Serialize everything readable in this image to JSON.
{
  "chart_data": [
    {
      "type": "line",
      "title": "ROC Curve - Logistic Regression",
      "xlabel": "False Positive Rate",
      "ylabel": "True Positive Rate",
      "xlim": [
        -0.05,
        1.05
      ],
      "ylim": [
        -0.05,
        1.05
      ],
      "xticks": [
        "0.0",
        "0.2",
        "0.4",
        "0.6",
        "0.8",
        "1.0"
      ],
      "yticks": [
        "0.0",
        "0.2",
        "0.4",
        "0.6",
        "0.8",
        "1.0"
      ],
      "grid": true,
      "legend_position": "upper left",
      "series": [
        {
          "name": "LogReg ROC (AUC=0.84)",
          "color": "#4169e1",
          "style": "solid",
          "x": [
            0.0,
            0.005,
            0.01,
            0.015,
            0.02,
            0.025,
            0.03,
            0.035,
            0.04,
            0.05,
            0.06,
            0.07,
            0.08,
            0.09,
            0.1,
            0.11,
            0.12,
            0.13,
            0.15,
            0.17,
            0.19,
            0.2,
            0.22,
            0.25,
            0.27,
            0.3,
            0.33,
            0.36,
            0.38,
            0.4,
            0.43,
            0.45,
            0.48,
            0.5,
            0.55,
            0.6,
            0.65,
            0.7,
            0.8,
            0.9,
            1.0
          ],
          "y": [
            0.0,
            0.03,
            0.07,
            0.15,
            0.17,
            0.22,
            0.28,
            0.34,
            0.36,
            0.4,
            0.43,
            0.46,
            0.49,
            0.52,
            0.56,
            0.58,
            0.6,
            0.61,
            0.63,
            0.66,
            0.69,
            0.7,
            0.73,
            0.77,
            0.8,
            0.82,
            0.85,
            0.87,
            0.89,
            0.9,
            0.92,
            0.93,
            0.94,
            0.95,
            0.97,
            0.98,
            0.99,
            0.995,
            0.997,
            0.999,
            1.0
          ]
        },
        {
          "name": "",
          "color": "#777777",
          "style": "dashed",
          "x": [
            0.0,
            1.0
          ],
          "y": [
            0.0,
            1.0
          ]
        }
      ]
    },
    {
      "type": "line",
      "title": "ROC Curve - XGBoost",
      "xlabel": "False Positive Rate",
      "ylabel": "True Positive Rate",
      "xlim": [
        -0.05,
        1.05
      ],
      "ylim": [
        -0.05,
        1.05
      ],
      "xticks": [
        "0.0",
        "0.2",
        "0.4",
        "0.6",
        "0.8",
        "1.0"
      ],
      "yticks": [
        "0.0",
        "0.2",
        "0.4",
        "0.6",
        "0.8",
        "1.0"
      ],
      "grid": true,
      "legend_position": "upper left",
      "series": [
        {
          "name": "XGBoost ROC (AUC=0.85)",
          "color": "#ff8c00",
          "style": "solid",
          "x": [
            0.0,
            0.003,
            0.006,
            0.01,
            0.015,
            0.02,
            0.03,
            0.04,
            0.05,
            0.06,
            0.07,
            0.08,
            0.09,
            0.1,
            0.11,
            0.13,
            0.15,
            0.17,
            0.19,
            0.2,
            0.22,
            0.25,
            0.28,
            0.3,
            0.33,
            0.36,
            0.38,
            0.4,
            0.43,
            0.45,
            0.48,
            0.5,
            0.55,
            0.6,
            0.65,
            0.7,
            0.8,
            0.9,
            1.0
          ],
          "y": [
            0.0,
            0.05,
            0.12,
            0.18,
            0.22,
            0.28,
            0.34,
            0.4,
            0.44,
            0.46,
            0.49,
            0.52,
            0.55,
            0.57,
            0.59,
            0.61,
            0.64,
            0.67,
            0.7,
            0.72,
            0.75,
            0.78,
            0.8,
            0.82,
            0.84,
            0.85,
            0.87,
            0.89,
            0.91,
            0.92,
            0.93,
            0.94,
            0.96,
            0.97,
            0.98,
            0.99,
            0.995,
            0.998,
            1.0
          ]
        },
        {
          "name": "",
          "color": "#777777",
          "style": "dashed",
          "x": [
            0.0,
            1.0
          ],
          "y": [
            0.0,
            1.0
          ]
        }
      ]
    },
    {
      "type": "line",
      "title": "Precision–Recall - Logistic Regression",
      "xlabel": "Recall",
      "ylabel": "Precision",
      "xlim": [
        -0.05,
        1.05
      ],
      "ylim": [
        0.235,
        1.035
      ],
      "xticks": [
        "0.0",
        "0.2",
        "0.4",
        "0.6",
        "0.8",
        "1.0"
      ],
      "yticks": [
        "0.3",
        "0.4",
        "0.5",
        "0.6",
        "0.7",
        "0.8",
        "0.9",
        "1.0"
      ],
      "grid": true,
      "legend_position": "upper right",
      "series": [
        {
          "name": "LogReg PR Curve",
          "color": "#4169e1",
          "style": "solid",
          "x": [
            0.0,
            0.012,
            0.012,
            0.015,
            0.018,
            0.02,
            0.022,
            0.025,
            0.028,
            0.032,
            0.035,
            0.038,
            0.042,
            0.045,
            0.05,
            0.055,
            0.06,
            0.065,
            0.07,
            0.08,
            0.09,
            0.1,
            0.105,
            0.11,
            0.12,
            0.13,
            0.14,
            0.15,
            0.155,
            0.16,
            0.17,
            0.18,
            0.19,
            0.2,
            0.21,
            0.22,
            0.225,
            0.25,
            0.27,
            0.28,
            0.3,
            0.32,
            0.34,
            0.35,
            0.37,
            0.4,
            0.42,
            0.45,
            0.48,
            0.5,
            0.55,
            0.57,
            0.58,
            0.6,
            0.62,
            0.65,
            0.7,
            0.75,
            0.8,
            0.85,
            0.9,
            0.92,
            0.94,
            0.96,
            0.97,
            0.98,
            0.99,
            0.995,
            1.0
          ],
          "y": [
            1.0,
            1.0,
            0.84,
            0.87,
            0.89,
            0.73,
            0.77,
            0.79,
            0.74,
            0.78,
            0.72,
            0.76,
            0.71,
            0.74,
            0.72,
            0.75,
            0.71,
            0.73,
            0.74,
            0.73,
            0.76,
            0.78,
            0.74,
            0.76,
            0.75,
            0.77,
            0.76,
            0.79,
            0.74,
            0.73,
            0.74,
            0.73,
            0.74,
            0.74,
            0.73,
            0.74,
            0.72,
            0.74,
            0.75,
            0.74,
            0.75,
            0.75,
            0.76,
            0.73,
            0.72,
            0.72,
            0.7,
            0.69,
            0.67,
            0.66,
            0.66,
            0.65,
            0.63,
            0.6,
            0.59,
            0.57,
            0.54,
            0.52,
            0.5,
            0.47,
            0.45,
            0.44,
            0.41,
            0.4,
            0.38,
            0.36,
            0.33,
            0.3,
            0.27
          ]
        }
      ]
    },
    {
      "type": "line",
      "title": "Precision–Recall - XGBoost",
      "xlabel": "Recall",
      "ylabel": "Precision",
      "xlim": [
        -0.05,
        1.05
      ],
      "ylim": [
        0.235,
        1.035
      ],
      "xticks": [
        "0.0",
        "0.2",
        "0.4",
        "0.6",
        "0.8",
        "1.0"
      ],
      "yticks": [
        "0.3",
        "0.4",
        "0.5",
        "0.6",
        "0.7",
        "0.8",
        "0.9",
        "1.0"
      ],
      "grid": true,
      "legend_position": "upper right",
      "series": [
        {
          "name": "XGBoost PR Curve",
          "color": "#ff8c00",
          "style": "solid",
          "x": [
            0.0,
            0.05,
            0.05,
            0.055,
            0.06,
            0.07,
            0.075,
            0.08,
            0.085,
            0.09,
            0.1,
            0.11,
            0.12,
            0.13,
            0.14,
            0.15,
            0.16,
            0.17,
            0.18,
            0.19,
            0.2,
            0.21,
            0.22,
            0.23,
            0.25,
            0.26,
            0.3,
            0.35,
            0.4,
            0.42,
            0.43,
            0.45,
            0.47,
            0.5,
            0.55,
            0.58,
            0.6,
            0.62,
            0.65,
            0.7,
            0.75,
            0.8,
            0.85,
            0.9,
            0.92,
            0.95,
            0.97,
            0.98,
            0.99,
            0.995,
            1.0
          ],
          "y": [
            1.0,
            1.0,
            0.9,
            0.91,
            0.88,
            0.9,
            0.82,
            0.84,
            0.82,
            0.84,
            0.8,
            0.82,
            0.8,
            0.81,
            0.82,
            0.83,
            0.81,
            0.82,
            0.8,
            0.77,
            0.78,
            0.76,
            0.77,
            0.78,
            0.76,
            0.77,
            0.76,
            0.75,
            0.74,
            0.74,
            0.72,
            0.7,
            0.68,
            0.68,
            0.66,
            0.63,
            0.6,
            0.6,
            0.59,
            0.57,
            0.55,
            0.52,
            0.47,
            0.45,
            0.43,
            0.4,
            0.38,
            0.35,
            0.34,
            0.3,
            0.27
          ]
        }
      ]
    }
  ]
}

(SET EXERCISE):
In the entries above, count every line containing the word "XGBoost". Write only the total.

(ANSWER TO THIS PROBLEM):
4